* Stated problem:
Output the lines that follow exactly as they are.

(Stored records)
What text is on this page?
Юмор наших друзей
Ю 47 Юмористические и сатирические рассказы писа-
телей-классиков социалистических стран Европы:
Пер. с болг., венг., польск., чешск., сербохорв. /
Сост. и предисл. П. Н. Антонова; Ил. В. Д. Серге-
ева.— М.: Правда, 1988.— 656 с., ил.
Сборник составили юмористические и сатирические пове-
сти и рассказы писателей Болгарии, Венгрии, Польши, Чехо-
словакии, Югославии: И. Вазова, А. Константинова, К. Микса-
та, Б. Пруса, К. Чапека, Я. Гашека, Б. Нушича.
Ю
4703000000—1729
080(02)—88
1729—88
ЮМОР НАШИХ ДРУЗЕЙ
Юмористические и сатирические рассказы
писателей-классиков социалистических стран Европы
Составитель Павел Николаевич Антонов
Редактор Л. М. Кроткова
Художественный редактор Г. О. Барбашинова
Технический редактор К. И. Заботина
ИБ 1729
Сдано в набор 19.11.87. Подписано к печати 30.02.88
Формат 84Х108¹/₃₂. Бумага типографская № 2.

* Exercise response:
What text is on this page?
Юмор наших друзей
Ю 47 Юмористические и сатирические рассказы писа-
телей-классиков социалистических стран Европы:
Пер. с болг., венг., польск., чешск., сербохорв. /
Сост. и предисл. П. Н. Антонова; Ил. В. Д. Серге-
ева.— М.: Правда, 1988.— 656 с., ил.
Сборник составили юмористические и сатирические пове-
сти и рассказы писателей Болгарии, Венгрии, Польши, Чехо-
словакии, Югославии: И. Вазова, А. Константинова, К. Микса-
та, Б. Пруса, К. Чапека, Я. Гашека, Б. Нушича.
Ю
4703000000—1729
080(02)—88
1729—88
ЮМОР НАШИХ ДРУЗЕЙ
Юмористические и сатирические рассказы
писателей-классиков социалистических стран Европы
Составитель Павел Николаевич Антонов
Редактор Л. М. Кроткова
Художественный редактор Г. О. Барбашинова
Технический редактор К. И. Заботина
ИБ 1729
Сдано в набор 19.11.87. Подписано к печати 30.02.88
Формат 84Х108¹/₃₂. Бумага типографская № 2.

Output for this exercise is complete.